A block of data

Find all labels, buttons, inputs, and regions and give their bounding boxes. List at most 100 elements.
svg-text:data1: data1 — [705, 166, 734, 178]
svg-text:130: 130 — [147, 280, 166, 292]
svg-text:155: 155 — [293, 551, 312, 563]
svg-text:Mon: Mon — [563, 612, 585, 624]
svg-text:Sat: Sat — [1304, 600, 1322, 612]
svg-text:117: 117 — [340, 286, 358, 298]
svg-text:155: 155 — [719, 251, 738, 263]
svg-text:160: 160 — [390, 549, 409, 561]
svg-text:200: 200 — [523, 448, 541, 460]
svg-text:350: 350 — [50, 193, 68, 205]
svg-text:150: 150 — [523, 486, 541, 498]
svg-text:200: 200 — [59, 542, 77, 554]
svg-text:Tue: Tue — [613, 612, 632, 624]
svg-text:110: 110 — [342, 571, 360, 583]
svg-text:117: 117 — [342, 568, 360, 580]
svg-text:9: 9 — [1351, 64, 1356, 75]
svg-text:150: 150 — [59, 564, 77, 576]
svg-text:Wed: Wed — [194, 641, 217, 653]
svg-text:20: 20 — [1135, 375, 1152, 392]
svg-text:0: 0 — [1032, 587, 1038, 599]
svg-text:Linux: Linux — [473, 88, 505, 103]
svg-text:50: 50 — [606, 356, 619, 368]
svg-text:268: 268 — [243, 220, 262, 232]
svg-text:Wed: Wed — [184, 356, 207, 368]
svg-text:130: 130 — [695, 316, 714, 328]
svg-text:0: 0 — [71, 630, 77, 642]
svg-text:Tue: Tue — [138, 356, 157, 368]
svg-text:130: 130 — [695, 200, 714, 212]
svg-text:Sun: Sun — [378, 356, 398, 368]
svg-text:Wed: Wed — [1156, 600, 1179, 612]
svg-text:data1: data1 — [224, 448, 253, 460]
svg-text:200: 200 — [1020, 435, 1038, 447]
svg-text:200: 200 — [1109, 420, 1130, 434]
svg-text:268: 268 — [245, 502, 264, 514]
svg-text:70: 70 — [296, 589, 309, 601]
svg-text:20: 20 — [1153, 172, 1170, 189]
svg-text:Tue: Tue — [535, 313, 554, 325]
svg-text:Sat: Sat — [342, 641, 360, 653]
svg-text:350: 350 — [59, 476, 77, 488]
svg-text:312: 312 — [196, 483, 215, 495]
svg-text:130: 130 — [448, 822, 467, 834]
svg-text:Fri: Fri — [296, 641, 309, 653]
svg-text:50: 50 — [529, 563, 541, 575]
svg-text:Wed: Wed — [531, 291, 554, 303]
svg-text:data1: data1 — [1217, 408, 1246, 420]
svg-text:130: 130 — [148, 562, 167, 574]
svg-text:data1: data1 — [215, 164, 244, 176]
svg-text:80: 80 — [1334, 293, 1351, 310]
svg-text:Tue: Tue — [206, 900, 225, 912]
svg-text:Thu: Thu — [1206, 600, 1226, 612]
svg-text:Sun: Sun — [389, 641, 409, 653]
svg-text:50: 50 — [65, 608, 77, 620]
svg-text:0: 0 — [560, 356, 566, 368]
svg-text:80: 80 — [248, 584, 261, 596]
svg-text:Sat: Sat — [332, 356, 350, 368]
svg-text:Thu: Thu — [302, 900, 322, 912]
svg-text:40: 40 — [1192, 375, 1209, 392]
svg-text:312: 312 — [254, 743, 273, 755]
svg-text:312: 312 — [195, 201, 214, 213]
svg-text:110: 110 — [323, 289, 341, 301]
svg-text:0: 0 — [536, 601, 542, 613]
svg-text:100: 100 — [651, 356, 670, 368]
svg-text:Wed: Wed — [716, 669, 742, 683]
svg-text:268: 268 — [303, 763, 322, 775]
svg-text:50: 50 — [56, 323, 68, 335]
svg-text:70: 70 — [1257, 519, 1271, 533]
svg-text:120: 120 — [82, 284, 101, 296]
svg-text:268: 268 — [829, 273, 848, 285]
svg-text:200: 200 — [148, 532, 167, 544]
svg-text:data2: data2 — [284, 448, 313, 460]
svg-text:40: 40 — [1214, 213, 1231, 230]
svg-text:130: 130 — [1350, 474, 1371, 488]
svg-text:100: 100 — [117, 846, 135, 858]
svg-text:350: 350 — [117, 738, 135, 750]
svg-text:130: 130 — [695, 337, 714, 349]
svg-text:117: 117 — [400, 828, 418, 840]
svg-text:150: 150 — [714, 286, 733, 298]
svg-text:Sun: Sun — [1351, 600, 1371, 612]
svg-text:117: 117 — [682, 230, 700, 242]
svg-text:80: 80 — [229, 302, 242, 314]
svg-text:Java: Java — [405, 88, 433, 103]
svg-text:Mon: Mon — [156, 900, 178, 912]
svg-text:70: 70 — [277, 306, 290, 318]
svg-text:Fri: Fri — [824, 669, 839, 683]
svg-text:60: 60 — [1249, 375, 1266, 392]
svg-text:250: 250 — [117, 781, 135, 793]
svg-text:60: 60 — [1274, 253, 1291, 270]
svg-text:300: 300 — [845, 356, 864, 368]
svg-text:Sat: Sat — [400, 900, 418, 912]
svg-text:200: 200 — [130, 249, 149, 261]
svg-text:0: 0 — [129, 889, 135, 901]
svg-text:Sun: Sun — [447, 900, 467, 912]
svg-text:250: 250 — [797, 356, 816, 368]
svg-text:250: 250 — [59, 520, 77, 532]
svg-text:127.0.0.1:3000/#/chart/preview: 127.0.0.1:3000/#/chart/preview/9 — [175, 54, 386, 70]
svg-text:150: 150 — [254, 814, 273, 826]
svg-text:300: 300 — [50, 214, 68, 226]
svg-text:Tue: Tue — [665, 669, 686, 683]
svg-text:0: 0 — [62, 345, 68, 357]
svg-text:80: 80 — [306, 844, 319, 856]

▸ **Requirements**
Reproduce the lines of the data block above verbatim, covering every record.

▸ **Complete output**
Find all labels, buttons, inputs, and regions and give their bounding boxes. List at most 100 elements.
svg-text:data1: data1 — [705, 166, 734, 178]
svg-text:130: 130 — [147, 280, 166, 292]
svg-text:155: 155 — [293, 551, 312, 563]
svg-text:Mon: Mon — [563, 612, 585, 624]
svg-text:Sat: Sat — [1304, 600, 1322, 612]
svg-text:117: 117 — [340, 286, 358, 298]
svg-text:155: 155 — [719, 251, 738, 263]
svg-text:160: 160 — [390, 549, 409, 561]
svg-text:200: 200 — [523, 448, 541, 460]
svg-text:350: 350 — [50, 193, 68, 205]
svg-text:150: 150 — [523, 486, 541, 498]
svg-text:200: 200 — [59, 542, 77, 554]
svg-text:Tue: Tue — [613, 612, 632, 624]
svg-text:110: 110 — [342, 571, 360, 583]
svg-text:117: 117 — [342, 568, 360, 580]
svg-text:9: 9 — [1351, 64, 1356, 75]
svg-text:150: 150 — [59, 564, 77, 576]
svg-text:Wed: Wed — [194, 641, 217, 653]
svg-text:20: 20 — [1135, 375, 1152, 392]
svg-text:0: 0 — [1032, 587, 1038, 599]
svg-text:Linux: Linux — [473, 88, 505, 103]
svg-text:50: 50 — [606, 356, 619, 368]
svg-text:268: 268 — [243, 220, 262, 232]
svg-text:Wed: Wed — [184, 356, 207, 368]
svg-text:130: 130 — [695, 316, 714, 328]
svg-text:0: 0 — [71, 630, 77, 642]
svg-text:Tue: Tue — [138, 356, 157, 368]
svg-text:130: 130 — [695, 200, 714, 212]
svg-text:Sun: Sun — [378, 356, 398, 368]
svg-text:Wed: Wed — [1156, 600, 1179, 612]
svg-text:data1: data1 — [224, 448, 253, 460]
svg-text:200: 200 — [1020, 435, 1038, 447]
svg-text:200: 200 — [1109, 420, 1130, 434]
svg-text:268: 268 — [245, 502, 264, 514]
svg-text:70: 70 — [296, 589, 309, 601]
svg-text:20: 20 — [1153, 172, 1170, 189]
svg-text:Tue: Tue — [535, 313, 554, 325]
svg-text:Sat: Sat — [342, 641, 360, 653]
svg-text:350: 350 — [59, 476, 77, 488]
svg-text:312: 312 — [196, 483, 215, 495]
svg-text:130: 130 — [448, 822, 467, 834]
svg-text:Fri: Fri — [296, 641, 309, 653]
svg-text:50: 50 — [529, 563, 541, 575]
svg-text:Wed: Wed — [531, 291, 554, 303]
svg-text:data1: data1 — [1217, 408, 1246, 420]
svg-text:130: 130 — [148, 562, 167, 574]
svg-text:data1: data1 — [215, 164, 244, 176]
svg-text:80: 80 — [1334, 293, 1351, 310]
svg-text:Tue: Tue — [206, 900, 225, 912]
svg-text:Thu: Thu — [1206, 600, 1226, 612]
svg-text:Sun: Sun — [389, 641, 409, 653]
svg-text:50: 50 — [65, 608, 77, 620]
svg-text:0: 0 — [560, 356, 566, 368]
svg-text:80: 80 — [248, 584, 261, 596]
svg-text:Sat: Sat — [332, 356, 350, 368]
svg-text:Thu: Thu — [302, 900, 322, 912]
svg-text:40: 40 — [1192, 375, 1209, 392]
svg-text:312: 312 — [254, 743, 273, 755]
svg-text:312: 312 — [195, 201, 214, 213]
svg-text:110: 110 — [323, 289, 341, 301]
svg-text:0: 0 — [536, 601, 542, 613]
svg-text:100: 100 — [651, 356, 670, 368]
svg-text:Wed: Wed — [716, 669, 742, 683]
svg-text:268: 268 — [303, 763, 322, 775]
svg-text:50: 50 — [56, 323, 68, 335]
svg-text:70: 70 — [1257, 519, 1271, 533]
svg-text:120: 120 — [82, 284, 101, 296]
svg-text:268: 268 — [829, 273, 848, 285]
svg-text:200: 200 — [148, 532, 167, 544]
svg-text:data2: data2 — [284, 448, 313, 460]
svg-text:40: 40 — [1214, 213, 1231, 230]
svg-text:130: 130 — [1350, 474, 1371, 488]
svg-text:100: 100 — [117, 846, 135, 858]
svg-text:350: 350 — [117, 738, 135, 750]
svg-text:130: 130 — [695, 337, 714, 349]
svg-text:117: 117 — [400, 828, 418, 840]
svg-text:150: 150 — [714, 286, 733, 298]
svg-text:Sun: Sun — [1351, 600, 1371, 612]
svg-text:117: 117 — [682, 230, 700, 242]
svg-text:80: 80 — [229, 302, 242, 314]
svg-text:Java: Java — [405, 88, 433, 103]
svg-text:Mon: Mon — [156, 900, 178, 912]
svg-text:70: 70 — [277, 306, 290, 318]
svg-text:Fri: Fri — [824, 669, 839, 683]
svg-text:60: 60 — [1249, 375, 1266, 392]
svg-text:250: 250 — [117, 781, 135, 793]
svg-text:60: 60 — [1274, 253, 1291, 270]
svg-text:300: 300 — [845, 356, 864, 368]
svg-text:Sat: Sat — [400, 900, 418, 912]
svg-text:200: 200 — [130, 249, 149, 261]
svg-text:0: 0 — [129, 889, 135, 901]
svg-text:Sun: Sun — [447, 900, 467, 912]
svg-text:250: 250 — [797, 356, 816, 368]
svg-text:250: 250 — [59, 520, 77, 532]
svg-text:127.0.0.1:3000/#/chart/preview: 127.0.0.1:3000/#/chart/preview/9 — [175, 54, 386, 70]
svg-text:150: 150 — [254, 814, 273, 826]
svg-text:300: 300 — [50, 214, 68, 226]
svg-text:Tue: Tue — [665, 669, 686, 683]
svg-text:0: 0 — [62, 345, 68, 357]
svg-text:80: 80 — [306, 844, 319, 856]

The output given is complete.